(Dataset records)
[start]

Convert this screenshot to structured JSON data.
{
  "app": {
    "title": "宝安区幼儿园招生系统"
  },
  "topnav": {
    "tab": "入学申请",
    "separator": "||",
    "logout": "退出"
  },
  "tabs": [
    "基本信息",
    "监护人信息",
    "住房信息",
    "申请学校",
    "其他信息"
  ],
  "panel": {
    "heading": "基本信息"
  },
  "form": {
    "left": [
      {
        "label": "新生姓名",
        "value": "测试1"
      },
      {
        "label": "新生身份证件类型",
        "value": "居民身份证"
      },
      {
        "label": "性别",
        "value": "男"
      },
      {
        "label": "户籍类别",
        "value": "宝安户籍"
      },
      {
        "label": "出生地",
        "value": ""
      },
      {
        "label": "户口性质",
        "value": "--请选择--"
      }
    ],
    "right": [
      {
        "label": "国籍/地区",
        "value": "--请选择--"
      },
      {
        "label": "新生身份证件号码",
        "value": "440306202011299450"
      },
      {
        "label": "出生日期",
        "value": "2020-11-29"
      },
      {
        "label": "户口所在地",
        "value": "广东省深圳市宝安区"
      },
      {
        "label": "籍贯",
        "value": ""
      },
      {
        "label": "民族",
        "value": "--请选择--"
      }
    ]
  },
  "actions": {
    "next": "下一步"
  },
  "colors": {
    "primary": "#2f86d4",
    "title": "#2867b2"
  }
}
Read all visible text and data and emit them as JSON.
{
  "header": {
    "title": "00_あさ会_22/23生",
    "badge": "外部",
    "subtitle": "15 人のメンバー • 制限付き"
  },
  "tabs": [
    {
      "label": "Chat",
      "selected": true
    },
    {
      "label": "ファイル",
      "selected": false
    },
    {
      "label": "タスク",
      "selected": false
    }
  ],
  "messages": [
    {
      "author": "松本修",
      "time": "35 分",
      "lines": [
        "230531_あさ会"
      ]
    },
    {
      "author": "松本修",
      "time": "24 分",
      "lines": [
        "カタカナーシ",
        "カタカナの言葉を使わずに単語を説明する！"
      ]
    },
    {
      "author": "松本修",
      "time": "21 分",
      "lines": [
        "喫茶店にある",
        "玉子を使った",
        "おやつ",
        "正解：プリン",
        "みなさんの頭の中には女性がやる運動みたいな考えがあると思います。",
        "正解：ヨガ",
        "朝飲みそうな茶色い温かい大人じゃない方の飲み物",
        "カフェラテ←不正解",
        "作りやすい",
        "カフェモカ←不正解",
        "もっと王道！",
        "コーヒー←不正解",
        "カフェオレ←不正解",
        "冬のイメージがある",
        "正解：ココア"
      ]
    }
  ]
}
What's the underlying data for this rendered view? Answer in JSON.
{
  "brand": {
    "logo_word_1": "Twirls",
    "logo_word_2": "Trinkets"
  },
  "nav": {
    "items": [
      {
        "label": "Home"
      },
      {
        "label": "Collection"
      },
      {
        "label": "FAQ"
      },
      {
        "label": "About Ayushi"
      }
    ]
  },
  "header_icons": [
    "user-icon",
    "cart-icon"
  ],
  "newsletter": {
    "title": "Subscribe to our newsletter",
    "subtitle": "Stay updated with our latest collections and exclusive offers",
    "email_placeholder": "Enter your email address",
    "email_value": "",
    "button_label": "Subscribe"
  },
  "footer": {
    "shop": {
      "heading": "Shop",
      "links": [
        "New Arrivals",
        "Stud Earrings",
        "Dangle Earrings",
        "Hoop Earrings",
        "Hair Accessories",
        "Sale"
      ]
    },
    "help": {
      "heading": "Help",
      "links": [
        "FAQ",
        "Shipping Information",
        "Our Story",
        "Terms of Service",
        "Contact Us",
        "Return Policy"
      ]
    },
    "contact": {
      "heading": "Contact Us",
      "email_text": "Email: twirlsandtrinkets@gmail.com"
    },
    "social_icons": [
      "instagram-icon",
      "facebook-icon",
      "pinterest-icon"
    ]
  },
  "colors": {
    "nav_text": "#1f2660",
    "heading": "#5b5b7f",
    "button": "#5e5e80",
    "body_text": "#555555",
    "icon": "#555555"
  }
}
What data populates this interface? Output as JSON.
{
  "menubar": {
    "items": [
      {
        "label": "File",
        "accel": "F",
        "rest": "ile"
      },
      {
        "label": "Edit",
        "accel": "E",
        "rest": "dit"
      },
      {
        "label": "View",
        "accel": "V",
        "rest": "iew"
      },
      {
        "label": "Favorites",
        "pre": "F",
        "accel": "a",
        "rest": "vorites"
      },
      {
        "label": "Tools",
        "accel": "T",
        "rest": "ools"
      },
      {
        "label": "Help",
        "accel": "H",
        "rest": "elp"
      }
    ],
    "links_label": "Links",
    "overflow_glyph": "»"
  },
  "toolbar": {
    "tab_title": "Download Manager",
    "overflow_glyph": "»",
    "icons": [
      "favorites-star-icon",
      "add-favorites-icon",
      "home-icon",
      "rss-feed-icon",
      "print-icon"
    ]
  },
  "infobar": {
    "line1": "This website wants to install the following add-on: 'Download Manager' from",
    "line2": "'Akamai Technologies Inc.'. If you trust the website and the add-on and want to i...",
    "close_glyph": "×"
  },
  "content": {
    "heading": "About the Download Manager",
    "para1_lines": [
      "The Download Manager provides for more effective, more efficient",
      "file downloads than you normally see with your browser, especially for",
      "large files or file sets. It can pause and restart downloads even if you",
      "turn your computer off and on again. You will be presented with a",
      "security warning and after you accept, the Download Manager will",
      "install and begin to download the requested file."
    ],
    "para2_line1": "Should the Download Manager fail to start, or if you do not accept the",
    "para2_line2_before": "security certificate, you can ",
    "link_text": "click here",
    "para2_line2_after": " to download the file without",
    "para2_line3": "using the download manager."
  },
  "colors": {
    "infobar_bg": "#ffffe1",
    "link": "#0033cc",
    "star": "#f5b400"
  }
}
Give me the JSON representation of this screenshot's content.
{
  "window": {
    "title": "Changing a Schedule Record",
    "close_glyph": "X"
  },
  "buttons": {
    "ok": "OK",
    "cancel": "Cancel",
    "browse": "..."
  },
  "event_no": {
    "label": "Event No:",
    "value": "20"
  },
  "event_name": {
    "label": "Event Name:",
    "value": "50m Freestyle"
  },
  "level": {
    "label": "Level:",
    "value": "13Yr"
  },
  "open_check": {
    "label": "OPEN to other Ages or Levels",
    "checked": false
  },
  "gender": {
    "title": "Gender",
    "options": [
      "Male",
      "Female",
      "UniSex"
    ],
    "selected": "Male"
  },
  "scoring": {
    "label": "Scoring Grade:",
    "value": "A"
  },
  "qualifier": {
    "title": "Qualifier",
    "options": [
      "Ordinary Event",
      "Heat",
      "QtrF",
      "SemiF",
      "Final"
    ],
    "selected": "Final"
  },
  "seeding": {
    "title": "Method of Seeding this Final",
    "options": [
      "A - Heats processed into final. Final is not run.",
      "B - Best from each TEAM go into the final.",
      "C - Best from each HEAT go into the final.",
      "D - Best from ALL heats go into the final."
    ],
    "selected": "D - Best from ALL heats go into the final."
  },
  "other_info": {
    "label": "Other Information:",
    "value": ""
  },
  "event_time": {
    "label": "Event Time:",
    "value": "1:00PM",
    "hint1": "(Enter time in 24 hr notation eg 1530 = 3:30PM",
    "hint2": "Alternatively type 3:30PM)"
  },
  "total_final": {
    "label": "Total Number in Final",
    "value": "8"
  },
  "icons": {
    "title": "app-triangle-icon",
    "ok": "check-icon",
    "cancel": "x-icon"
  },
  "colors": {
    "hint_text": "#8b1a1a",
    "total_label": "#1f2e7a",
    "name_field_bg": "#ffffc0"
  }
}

[end]

Brief: Every line above needs to be retyped exactly.

Task response:
Convert this screenshot to structured JSON data.
{
  "app": {
    "title": "宝安区幼儿园招生系统"
  },
  "topnav": {
    "tab": "入学申请",
    "separator": "||",
    "logout": "退出"
  },
  "tabs": [
    "基本信息",
    "监护人信息",
    "住房信息",
    "申请学校",
    "其他信息"
  ],
  "panel": {
    "heading": "基本信息"
  },
  "form": {
    "left": [
      {
        "label": "新生姓名",
        "value": "测试1"
      },
      {
        "label": "新生身份证件类型",
        "value": "居民身份证"
      },
      {
        "label": "性别",
        "value": "男"
      },
      {
        "label": "户籍类别",
        "value": "宝安户籍"
      },
      {
        "label": "出生地",
        "value": ""
      },
      {
        "label": "户口性质",
        "value": "--请选择--"
      }
    ],
    "right": [
      {
        "label": "国籍/地区",
        "value": "--请选择--"
      },
      {
        "label": "新生身份证件号码",
        "value": "440306202011299450"
      },
      {
        "label": "出生日期",
        "value": "2020-11-29"
      },
      {
        "label": "户口所在地",
        "value": "广东省深圳市宝安区"
      },
      {
        "label": "籍贯",
        "value": ""
      },
      {
        "label": "民族",
        "value": "--请选择--"
      }
    ]
  },
  "actions": {
    "next": "下一步"
  },
  "colors": {
    "primary": "#2f86d4",
    "title": "#2867b2"
  }
}
Read all visible text and data and emit them as JSON.
{
  "header": {
    "title": "00_あさ会_22/23生",
    "badge": "外部",
    "subtitle": "15 人のメンバー • 制限付き"
  },
  "tabs": [
    {
      "label": "Chat",
      "selected": true
    },
    {
      "label": "ファイル",
      "selected": false
    },
    {
      "label": "タスク",
      "selected": false
    }
  ],
  "messages": [
    {
      "author": "松本修",
      "time": "35 分",
      "lines": [
        "230531_あさ会"
      ]
    },
    {
      "author": "松本修",
      "time": "24 分",
      "lines": [
        "カタカナーシ",
        "カタカナの言葉を使わずに単語を説明する！"
      ]
    },
    {
      "author": "松本修",
      "time": "21 分",
      "lines": [
        "喫茶店にある",
        "玉子を使った",
        "おやつ",
        "正解：プリン",
        "みなさんの頭の中には女性がやる運動みたいな考えがあると思います。",
        "正解：ヨガ",
        "朝飲みそうな茶色い温かい大人じゃない方の飲み物",
        "カフェラテ←不正解",
        "作りやすい",
        "カフェモカ←不正解",
        "もっと王道！",
        "コーヒー←不正解",
        "カフェオレ←不正解",
        "冬のイメージがある",
        "正解：ココア"
      ]
    }
  ]
}
What's the underlying data for this rendered view? Answer in JSON.
{
  "brand": {
    "logo_word_1": "Twirls",
    "logo_word_2": "Trinkets"
  },
  "nav": {
    "items": [
      {
        "label": "Home"
      },
      {
        "label": "Collection"
      },
      {
        "label": "FAQ"
      },
      {
        "label": "About Ayushi"
      }
    ]
  },
  "header_icons": [
    "user-icon",
    "cart-icon"
  ],
  "newsletter": {
    "title": "Subscribe to our newsletter",
    "subtitle": "Stay updated with our latest collections and exclusive offers",
    "email_placeholder": "Enter your email address",
    "email_value": "",
    "button_label": "Subscribe"
  },
  "footer": {
    "shop": {
      "heading": "Shop",
      "links": [
        "New Arrivals",
        "Stud Earrings",
        "Dangle Earrings",
        "Hoop Earrings",
        "Hair Accessories",
        "Sale"
      ]
    },
    "help": {
      "heading": "Help",
      "links": [
        "FAQ",
        "Shipping Information",
        "Our Story",
        "Terms of Service",
        "Contact Us",
        "Return Policy"
      ]
    },
    "contact": {
      "heading": "Contact Us",
      "email_text": "Email: twirlsandtrinkets@gmail.com"
    },
    "social_icons": [
      "instagram-icon",
      "facebook-icon",
      "pinterest-icon"
    ]
  },
  "colors": {
    "nav_text": "#1f2660",
    "heading": "#5b5b7f",
    "button": "#5e5e80",
    "body_text": "#555555",
    "icon": "#555555"
  }
}
What data populates this interface? Output as JSON.
{
  "menubar": {
    "items": [
      {
        "label": "File",
        "accel": "F",
        "rest": "ile"
      },
      {
        "label": "Edit",
        "accel": "E",
        "rest": "dit"
      },
      {
        "label": "View",
        "accel": "V",
        "rest": "iew"
      },
      {
        "label": "Favorites",
        "pre": "F",
        "accel": "a",
        "rest": "vorites"
      },
      {
        "label": "Tools",
        "accel": "T",
        "rest": "ools"
      },
      {
        "label": "Help",
        "accel": "H",
        "rest": "elp"
      }
    ],
    "links_label": "Links",
    "overflow_glyph": "»"
  },
  "toolbar": {
    "tab_title": "Download Manager",
    "overflow_glyph": "»",
    "icons": [
      "favorites-star-icon",
      "add-favorites-icon",
      "home-icon",
      "rss-feed-icon",
      "print-icon"
    ]
  },
  "infobar": {
    "line1": "This website wants to install the following add-on: 'Download Manager' from",
    "line2": "'Akamai Technologies Inc.'. If you trust the website and the add-on and want to i...",
    "close_glyph": "×"
  },
  "content": {
    "heading": "About the Download Manager",
    "para1_lines": [
      "The Download Manager provides for more effective, more efficient",
      "file downloads than you normally see with your browser, especially for",
      "large files or file sets. It can pause and restart downloads even if you",
      "turn your computer off and on again. You will be presented with a",
      "security warning and after you accept, the Download Manager will",
      "install and begin to download the requested file."
    ],
    "para2_line1": "Should the Download Manager fail to start, or if you do not accept the",
    "para2_line2_before": "security certificate, you can ",
    "link_text": "click here",
    "para2_line2_after": " to download the file without",
    "para2_line3": "using the download manager."
  },
  "colors": {
    "infobar_bg": "#ffffe1",
    "link": "#0033cc",
    "star": "#f5b400"
  }
}
Give me the JSON representation of this screenshot's content.
{
  "window": {
    "title": "Changing a Schedule Record",
    "close_glyph": "X"
  },
  "buttons": {
    "ok": "OK",
    "cancel": "Cancel",
    "browse": "..."
  },
  "event_no": {
    "label": "Event No:",
    "value": "20"
  },
  "event_name": {
    "label": "Event Name:",
    "value": "50m Freestyle"
  },
  "level": {
    "label": "Level:",
    "value": "13Yr"
  },
  "open_check": {
    "label": "OPEN to other Ages or Levels",
    "checked": false
  },
  "gender": {
    "title": "Gender",
    "options": [
      "Male",
      "Female",
      "UniSex"
    ],
    "selected": "Male"
  },
  "scoring": {
    "label": "Scoring Grade:",
    "value": "A"
  },
  "qualifier": {
    "title": "Qualifier",
    "options": [
      "Ordinary Event",
      "Heat",
      "QtrF",
      "SemiF",
      "Final"
    ],
    "selected": "Final"
  },
  "seeding": {
    "title": "Method of Seeding this Final",
    "options": [
      "A - Heats processed into final. Final is not run.",
      "B - Best from each TEAM go into the final.",
      "C - Best from each HEAT go into the final.",
      "D - Best from ALL heats go into the final."
    ],
    "selected": "D - Best from ALL heats go into the final."
  },
  "other_info": {
    "label": "Other Information:",
    "value": ""
  },
  "event_time": {
    "label": "Event Time:",
    "value": "1:00PM",
    "hint1": "(Enter time in 24 hr notation eg 1530 = 3:30PM",
    "hint2": "Alternatively type 3:30PM)"
  },
  "total_final": {
    "label": "Total Number in Final",
    "value": "8"
  },
  "icons": {
    "title": "app-triangle-icon",
    "ok": "check-icon",
    "cancel": "x-icon"
  },
  "colors": {
    "hint_text": "#8b1a1a",
    "total_label": "#1f2e7a",
    "name_field_bg": "#ffffc0"
  }
}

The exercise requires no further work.